## Do this
Gather every line that includes the word "Tower", please.

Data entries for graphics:
------------------------------------

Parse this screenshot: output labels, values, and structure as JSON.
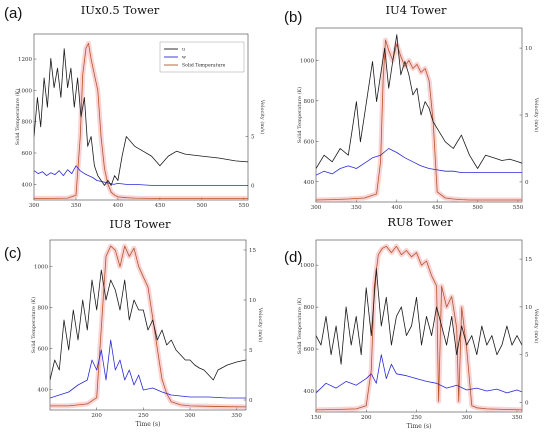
{
  "colors": {
    "u": "#1a1a1a",
    "w": "#2a2ad8",
    "temp": "#b5542e",
    "temp_glow": "#f4a0a0"
  },
  "chart_data": [
    {
      "letter": "(a)",
      "title": "IUx0.5 Tower",
      "type": "line",
      "xlabel": "",
      "ylabel": "Solid Temperature (K)",
      "y2label": "Velocity (m/s)",
      "xlim": [
        300,
        555
      ],
      "ylim": [
        300,
        1360
      ],
      "y2lim": [
        -1.5,
        15.5
      ],
      "xticks": [
        300,
        350,
        400,
        450,
        500,
        550
      ],
      "yticks": [
        400,
        600,
        800,
        1000,
        1200
      ],
      "y2ticks": [
        0,
        5
      ],
      "legend": {
        "position": "top-right",
        "entries": [
          "u",
          "w",
          "Solid Temperature"
        ]
      },
      "series": [
        {
          "name": "u",
          "axis": "right",
          "x": [
            300,
            304,
            308,
            312,
            316,
            320,
            324,
            328,
            332,
            336,
            340,
            344,
            348,
            352,
            356,
            360,
            364,
            368,
            372,
            376,
            380,
            384,
            388,
            392,
            396,
            400,
            405,
            410,
            420,
            430,
            440,
            450,
            460,
            470,
            480,
            500,
            520,
            540,
            555
          ],
          "y": [
            5,
            9,
            6,
            11,
            8,
            13,
            10,
            12,
            9,
            14,
            10,
            12,
            8,
            11,
            7,
            9,
            4,
            5,
            2,
            1,
            0.5,
            0,
            0.5,
            0,
            1,
            0.5,
            3,
            5,
            4,
            3.5,
            3,
            2,
            3,
            3.5,
            3.2,
            3,
            2.8,
            2.5,
            2.4
          ]
        },
        {
          "name": "w",
          "axis": "right",
          "x": [
            300,
            305,
            310,
            315,
            320,
            325,
            330,
            335,
            340,
            345,
            350,
            355,
            360,
            365,
            370,
            375,
            380,
            385,
            390,
            395,
            400,
            410,
            420,
            440,
            460,
            480,
            500,
            520,
            540,
            555
          ],
          "y": [
            1.5,
            1.2,
            1.4,
            1.0,
            1.3,
            1.1,
            1.5,
            1.0,
            1.6,
            1.2,
            2.0,
            1.5,
            1.2,
            1.0,
            0.8,
            0.5,
            0.4,
            0.3,
            0.2,
            0.1,
            0.2,
            0.1,
            0.1,
            0,
            0,
            0,
            0,
            0,
            0,
            0
          ]
        },
        {
          "name": "Solid Temperature",
          "axis": "left",
          "x": [
            300,
            320,
            340,
            350,
            355,
            358,
            362,
            365,
            368,
            372,
            376,
            380,
            384,
            388,
            392,
            396,
            400,
            410,
            420,
            440,
            460,
            480,
            500,
            520,
            540,
            555
          ],
          "y": [
            310,
            310,
            312,
            330,
            700,
            1100,
            1270,
            1300,
            1200,
            1100,
            1000,
            700,
            500,
            400,
            350,
            330,
            320,
            315,
            312,
            310,
            310,
            310,
            310,
            310,
            310,
            310
          ]
        }
      ]
    },
    {
      "letter": "(b)",
      "title": "IU4 Tower",
      "type": "line",
      "xlabel": "",
      "ylabel": "Solid Temperature (K)",
      "y2label": "Velocity (m/s)",
      "xlim": [
        300,
        555
      ],
      "ylim": [
        300,
        1160
      ],
      "y2lim": [
        -1.5,
        11.5
      ],
      "xticks": [
        300,
        350,
        400,
        450,
        500,
        550
      ],
      "yticks": [
        400,
        600,
        800,
        1000
      ],
      "y2ticks": [
        0,
        5,
        10
      ],
      "legend": null,
      "series": [
        {
          "name": "u",
          "axis": "right",
          "x": [
            300,
            310,
            320,
            330,
            340,
            345,
            350,
            355,
            360,
            365,
            370,
            375,
            380,
            385,
            390,
            395,
            400,
            405,
            410,
            415,
            420,
            425,
            430,
            435,
            440,
            445,
            450,
            455,
            460,
            470,
            480,
            490,
            500,
            510,
            520,
            530,
            540,
            550,
            555
          ],
          "y": [
            1,
            2,
            1.5,
            2.5,
            2,
            4,
            6,
            3,
            5,
            7,
            9,
            6,
            8,
            10,
            7,
            9,
            11,
            8,
            9,
            8,
            6.5,
            7,
            5,
            6,
            5.5,
            4.5,
            4,
            3.5,
            3,
            2.5,
            3.5,
            2,
            1,
            2,
            1.8,
            1.6,
            1.7,
            1.5,
            1.4
          ]
        },
        {
          "name": "w",
          "axis": "right",
          "x": [
            300,
            310,
            320,
            330,
            340,
            350,
            360,
            370,
            380,
            390,
            400,
            410,
            420,
            430,
            440,
            450,
            460,
            470,
            480,
            500,
            520,
            540,
            555
          ],
          "y": [
            0.5,
            0.8,
            0.6,
            1.0,
            1.2,
            1.0,
            1.4,
            1.8,
            2.0,
            2.5,
            2.2,
            1.8,
            1.5,
            1.2,
            1.0,
            0.9,
            0.8,
            0.8,
            0.7,
            0.7,
            0.7,
            0.7,
            0.7
          ]
        },
        {
          "name": "Solid Temperature",
          "axis": "left",
          "x": [
            300,
            320,
            340,
            360,
            375,
            380,
            383,
            386,
            390,
            395,
            400,
            405,
            410,
            415,
            420,
            425,
            430,
            435,
            440,
            445,
            450,
            460,
            470,
            480,
            490,
            500,
            520,
            540,
            555
          ],
          "y": [
            310,
            312,
            315,
            320,
            340,
            500,
            900,
            1100,
            1050,
            1000,
            1080,
            1020,
            970,
            1000,
            960,
            980,
            940,
            960,
            900,
            700,
            350,
            320,
            315,
            312,
            310,
            310,
            310,
            310,
            310
          ]
        }
      ]
    },
    {
      "letter": "(c)",
      "title": "IU8 Tower",
      "type": "line",
      "xlabel": "Time (s)",
      "ylabel": "Solid Temperature (K)",
      "y2label": "Velocity (m/s)",
      "xlim": [
        150,
        360
      ],
      "ylim": [
        300,
        1130
      ],
      "y2lim": [
        -1,
        16
      ],
      "xticks": [
        200,
        250,
        300,
        350
      ],
      "yticks": [
        400,
        600,
        800,
        1000
      ],
      "y2ticks": [
        0,
        5,
        10,
        15
      ],
      "legend": null,
      "series": [
        {
          "name": "u",
          "axis": "right",
          "x": [
            150,
            155,
            160,
            165,
            170,
            175,
            180,
            185,
            190,
            195,
            200,
            205,
            210,
            215,
            220,
            225,
            230,
            235,
            240,
            245,
            250,
            255,
            260,
            265,
            270,
            275,
            280,
            285,
            290,
            295,
            300,
            305,
            310,
            315,
            320,
            325,
            330,
            340,
            350,
            360
          ],
          "y": [
            2,
            4,
            3,
            8,
            5,
            9,
            6,
            10,
            7,
            12,
            9,
            13,
            10,
            12,
            11,
            9,
            12,
            8,
            10,
            9,
            9,
            7,
            8,
            6,
            7,
            5.5,
            6,
            5,
            4.5,
            4,
            4,
            3.5,
            3.2,
            3,
            2.5,
            2,
            3,
            3.5,
            3.8,
            4
          ]
        },
        {
          "name": "w",
          "axis": "right",
          "x": [
            150,
            160,
            170,
            180,
            190,
            195,
            200,
            205,
            210,
            215,
            220,
            225,
            230,
            235,
            240,
            245,
            250,
            260,
            270,
            280,
            290,
            300,
            320,
            340,
            360
          ],
          "y": [
            0.2,
            0.5,
            0.8,
            1.5,
            2,
            4,
            3,
            5,
            2,
            6,
            3,
            4,
            2,
            3,
            1.5,
            2.5,
            1,
            1.2,
            0.8,
            0.5,
            0.4,
            0.3,
            0.3,
            0.2,
            0.2
          ]
        },
        {
          "name": "Solid Temperature",
          "axis": "left",
          "x": [
            150,
            170,
            190,
            200,
            205,
            210,
            215,
            220,
            225,
            230,
            235,
            240,
            245,
            250,
            255,
            260,
            265,
            270,
            275,
            280,
            290,
            300,
            320,
            340,
            360
          ],
          "y": [
            320,
            320,
            330,
            360,
            700,
            1050,
            1100,
            1080,
            1000,
            1100,
            1050,
            1090,
            1000,
            950,
            900,
            750,
            600,
            450,
            380,
            340,
            325,
            320,
            318,
            316,
            315
          ]
        }
      ]
    },
    {
      "letter": "(d)",
      "title": "RU8 Tower",
      "type": "line",
      "xlabel": "Time (s)",
      "ylabel": "Solid Temperature (K)",
      "y2label": "Velocity (m/s)",
      "xlim": [
        150,
        355
      ],
      "ylim": [
        300,
        1120
      ],
      "y2lim": [
        -1,
        17
      ],
      "xticks": [
        150,
        200,
        250,
        300,
        350
      ],
      "yticks": [
        400,
        600,
        800,
        1000
      ],
      "y2ticks": [
        0,
        5,
        10,
        15
      ],
      "legend": null,
      "series": [
        {
          "name": "u",
          "axis": "right",
          "x": [
            150,
            155,
            160,
            165,
            170,
            175,
            180,
            185,
            190,
            195,
            200,
            205,
            210,
            215,
            220,
            225,
            230,
            235,
            240,
            245,
            250,
            255,
            260,
            265,
            270,
            275,
            280,
            285,
            290,
            295,
            300,
            305,
            310,
            315,
            320,
            325,
            330,
            335,
            340,
            345,
            350,
            355
          ],
          "y": [
            7,
            6,
            9,
            5,
            8,
            4,
            10,
            6,
            9,
            5,
            12,
            7,
            14,
            8,
            11,
            6,
            9,
            10,
            7,
            8,
            11,
            6,
            9,
            7,
            10,
            8,
            6,
            9,
            5,
            8,
            6,
            7,
            5,
            8,
            6,
            7,
            5,
            6,
            8,
            6,
            7,
            6
          ]
        },
        {
          "name": "w",
          "axis": "right",
          "x": [
            150,
            160,
            170,
            180,
            190,
            200,
            205,
            210,
            215,
            220,
            225,
            230,
            240,
            250,
            260,
            270,
            280,
            290,
            300,
            310,
            320,
            330,
            340,
            350,
            355
          ],
          "y": [
            1,
            2,
            1.5,
            2.2,
            1.8,
            2.5,
            3,
            2,
            5,
            2.5,
            4,
            3,
            2.8,
            2.5,
            2.2,
            2,
            1.5,
            1.8,
            1.3,
            1.5,
            1.2,
            1.4,
            1.0,
            1.3,
            1.1
          ]
        },
        {
          "name": "Solid Temperature",
          "axis": "left",
          "x": [
            150,
            170,
            190,
            200,
            205,
            208,
            212,
            216,
            220,
            225,
            230,
            235,
            240,
            245,
            250,
            255,
            260,
            265,
            270,
            272,
            275,
            280,
            285,
            290,
            292,
            295,
            300,
            305,
            310,
            320,
            340,
            355
          ],
          "y": [
            310,
            312,
            315,
            330,
            500,
            900,
            1050,
            1080,
            1090,
            1060,
            1090,
            1050,
            1070,
            1040,
            1060,
            1000,
            1020,
            950,
            900,
            350,
            900,
            800,
            850,
            700,
            350,
            800,
            600,
            330,
            320,
            315,
            312,
            310
          ]
        }
      ]
    }
  ]
}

------------------------------------

## Response
      "title": "IUx0.5 Tower",
      "title": "IU4 Tower",
      "title": "IU8 Tower",
      "title": "RU8 Tower",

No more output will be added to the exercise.